SHORT TASK:
Transcribe everything in the data word for word. Pictures are left out.

[Part of a data file]

-----

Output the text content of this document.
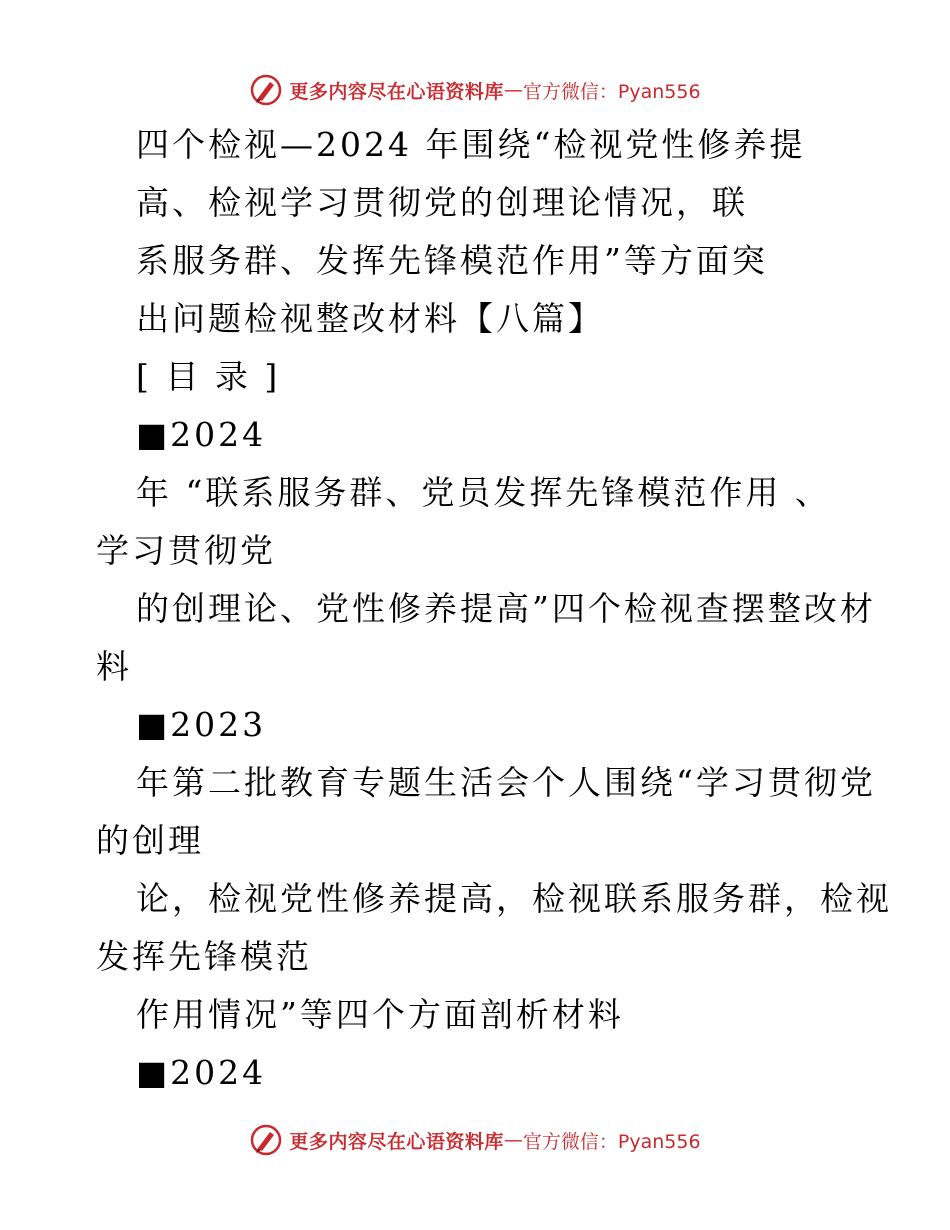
更多内容尽在心语资料库 — 官方微信：Pyan556
四个检视—2024 年围绕“检视党性修养提
高、检视学习贯彻党的创理论情况，联
系服务群、发挥先锋模范作用”等方面突
出问题检视整改材料【八篇】
[ 目 录 ]
■2024
年 “联系服务群、党员发挥先锋模范作用 、
学习贯彻党
的创理论、党性修养提高”四个检视查摆整改材
料
■2023
年第二批教育专题生活会个人围绕“学习贯彻党
的创理
论，检视党性修养提高，检视联系服务群，检视
发挥先锋模范
作用情况”等四个方面剖析材料
■2024
更多内容尽在心语资料库 — 官方微信：Pyan556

-----

OUTPUT FOR THIS TASK:
Output the text content of this document.
更多内容尽在心语资料库 — 官方微信：Pyan556
四个检视—2024 年围绕“检视党性修养提
高、检视学习贯彻党的创理论情况，联
系服务群、发挥先锋模范作用”等方面突
出问题检视整改材料【八篇】
[ 目 录 ]
■2024
年 “联系服务群、党员发挥先锋模范作用 、
学习贯彻党
的创理论、党性修养提高”四个检视查摆整改材
料
■2023
年第二批教育专题生活会个人围绕“学习贯彻党
的创理
论，检视党性修养提高，检视联系服务群，检视
发挥先锋模范
作用情况”等四个方面剖析材料
■2024
更多内容尽在心语资料库 — 官方微信：Pyan556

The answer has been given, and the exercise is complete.